--- BEGIN Data supplied ---

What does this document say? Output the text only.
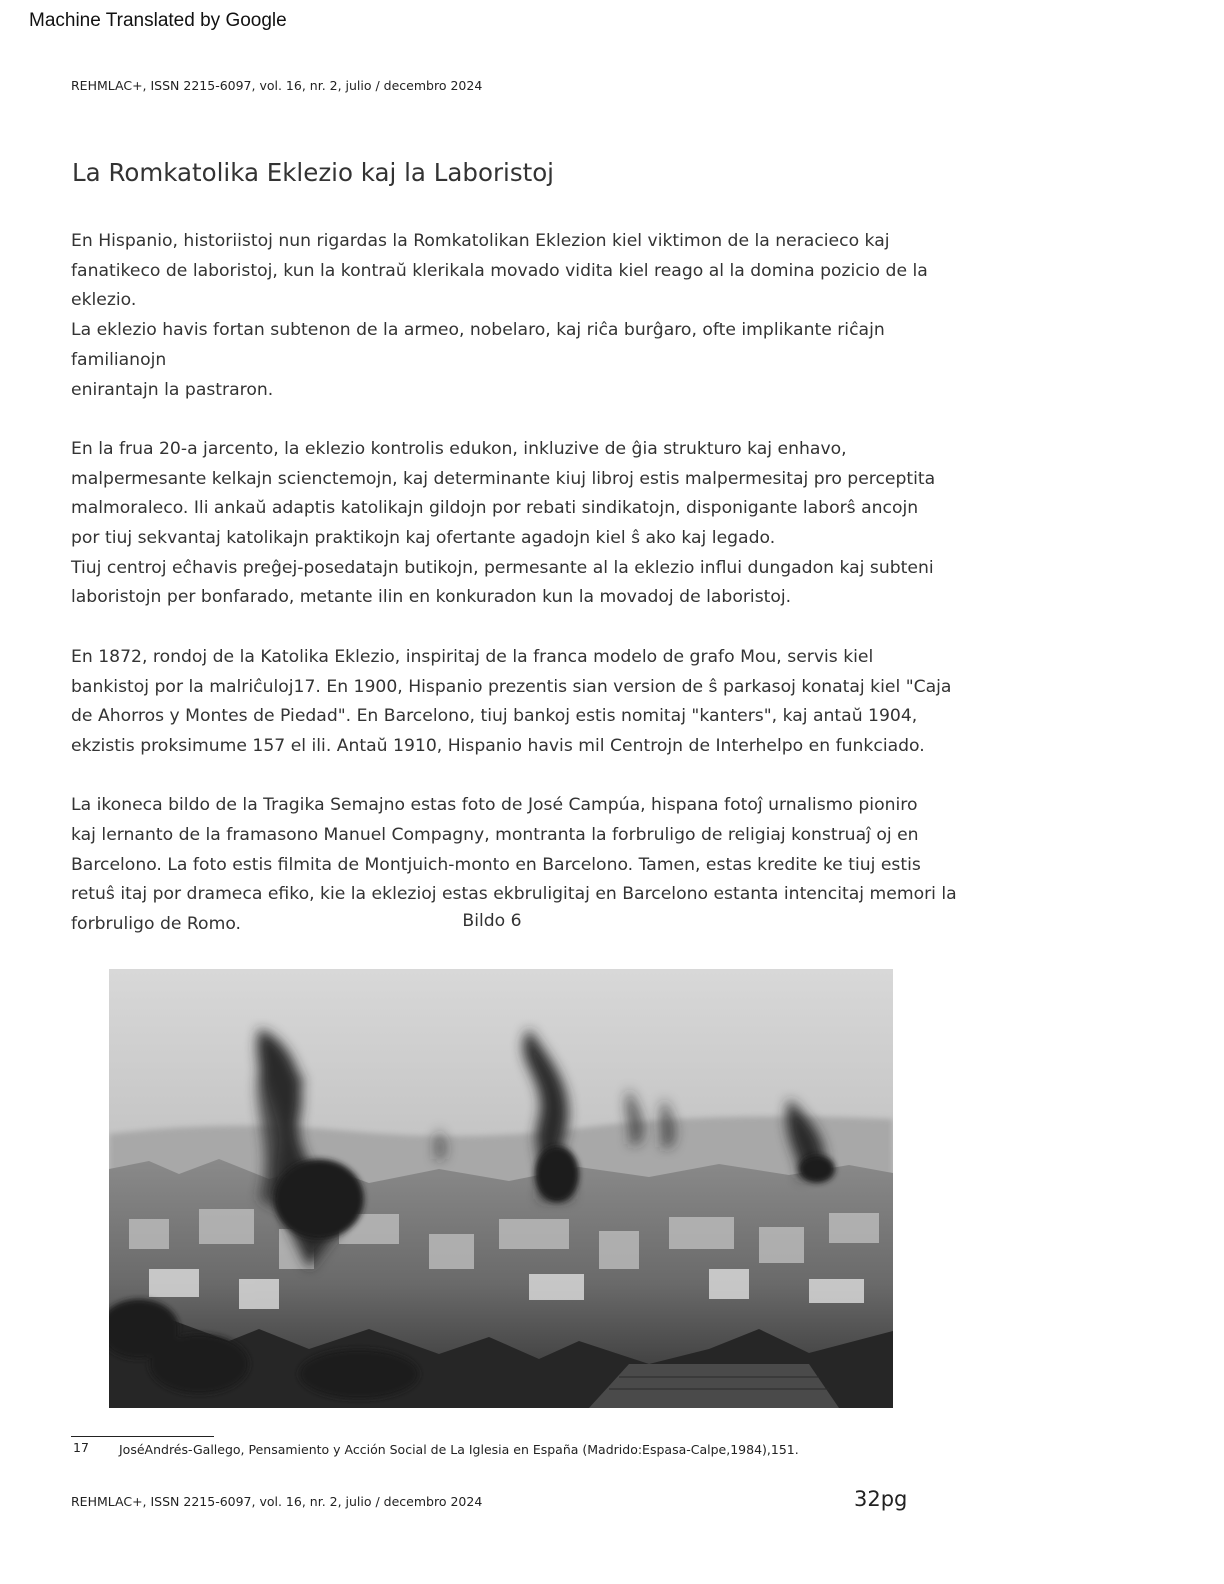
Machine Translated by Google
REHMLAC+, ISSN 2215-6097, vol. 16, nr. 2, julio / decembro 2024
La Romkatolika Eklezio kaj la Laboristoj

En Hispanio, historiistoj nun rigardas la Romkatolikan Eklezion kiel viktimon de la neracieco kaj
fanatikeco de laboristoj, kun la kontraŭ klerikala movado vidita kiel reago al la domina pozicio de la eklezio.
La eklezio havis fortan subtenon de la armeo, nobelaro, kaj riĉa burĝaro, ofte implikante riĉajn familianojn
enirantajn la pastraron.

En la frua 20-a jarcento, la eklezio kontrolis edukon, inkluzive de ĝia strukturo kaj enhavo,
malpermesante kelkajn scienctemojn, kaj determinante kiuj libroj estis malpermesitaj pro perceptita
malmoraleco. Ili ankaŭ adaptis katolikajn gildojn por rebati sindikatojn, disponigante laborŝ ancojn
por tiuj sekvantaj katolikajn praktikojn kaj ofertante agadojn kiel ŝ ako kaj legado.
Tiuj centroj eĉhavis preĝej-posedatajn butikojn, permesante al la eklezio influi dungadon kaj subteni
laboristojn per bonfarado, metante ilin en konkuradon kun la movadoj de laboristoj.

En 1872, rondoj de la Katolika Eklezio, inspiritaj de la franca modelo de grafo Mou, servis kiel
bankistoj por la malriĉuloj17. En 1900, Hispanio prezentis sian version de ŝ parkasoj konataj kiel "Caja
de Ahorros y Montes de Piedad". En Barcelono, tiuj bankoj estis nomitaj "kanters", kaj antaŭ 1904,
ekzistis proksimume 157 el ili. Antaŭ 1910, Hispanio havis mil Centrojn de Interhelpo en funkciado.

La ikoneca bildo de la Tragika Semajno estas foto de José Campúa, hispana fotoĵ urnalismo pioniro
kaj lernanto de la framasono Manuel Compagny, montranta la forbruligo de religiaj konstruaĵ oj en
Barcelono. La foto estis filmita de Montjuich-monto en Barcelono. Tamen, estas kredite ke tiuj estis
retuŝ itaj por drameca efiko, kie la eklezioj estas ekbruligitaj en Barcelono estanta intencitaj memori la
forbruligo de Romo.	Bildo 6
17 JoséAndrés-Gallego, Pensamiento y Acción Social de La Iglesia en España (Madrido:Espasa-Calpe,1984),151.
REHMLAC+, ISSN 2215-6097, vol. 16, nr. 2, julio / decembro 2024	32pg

--- END Data supplied ---

→ **Task details**: Without the pictures, output the full listing exactly as it stands.

→ **Exercise solution**:
What does this document say? Output the text only.
Machine Translated by Google
REHMLAC+, ISSN 2215-6097, vol. 16, nr. 2, julio / decembro 2024
La Romkatolika Eklezio kaj la Laboristoj

En Hispanio, historiistoj nun rigardas la Romkatolikan Eklezion kiel viktimon de la neracieco kaj
fanatikeco de laboristoj, kun la kontraŭ klerikala movado vidita kiel reago al la domina pozicio de la eklezio.
La eklezio havis fortan subtenon de la armeo, nobelaro, kaj riĉa burĝaro, ofte implikante riĉajn familianojn
enirantajn la pastraron.

En la frua 20-a jarcento, la eklezio kontrolis edukon, inkluzive de ĝia strukturo kaj enhavo,
malpermesante kelkajn scienctemojn, kaj determinante kiuj libroj estis malpermesitaj pro perceptita
malmoraleco. Ili ankaŭ adaptis katolikajn gildojn por rebati sindikatojn, disponigante laborŝ ancojn
por tiuj sekvantaj katolikajn praktikojn kaj ofertante agadojn kiel ŝ ako kaj legado.
Tiuj centroj eĉhavis preĝej-posedatajn butikojn, permesante al la eklezio influi dungadon kaj subteni
laboristojn per bonfarado, metante ilin en konkuradon kun la movadoj de laboristoj.

En 1872, rondoj de la Katolika Eklezio, inspiritaj de la franca modelo de grafo Mou, servis kiel
bankistoj por la malriĉuloj17. En 1900, Hispanio prezentis sian version de ŝ parkasoj konataj kiel "Caja
de Ahorros y Montes de Piedad". En Barcelono, tiuj bankoj estis nomitaj "kanters", kaj antaŭ 1904,
ekzistis proksimume 157 el ili. Antaŭ 1910, Hispanio havis mil Centrojn de Interhelpo en funkciado.

La ikoneca bildo de la Tragika Semajno estas foto de José Campúa, hispana fotoĵ urnalismo pioniro
kaj lernanto de la framasono Manuel Compagny, montranta la forbruligo de religiaj konstruaĵ oj en
Barcelono. La foto estis filmita de Montjuich-monto en Barcelono. Tamen, estas kredite ke tiuj estis
retuŝ itaj por drameca efiko, kie la eklezioj estas ekbruligitaj en Barcelono estanta intencitaj memori la
forbruligo de Romo.	Bildo 6
17 JoséAndrés-Gallego, Pensamiento y Acción Social de La Iglesia en España (Madrido:Espasa-Calpe,1984),151.
REHMLAC+, ISSN 2215-6097, vol. 16, nr. 2, julio / decembro 2024	32pg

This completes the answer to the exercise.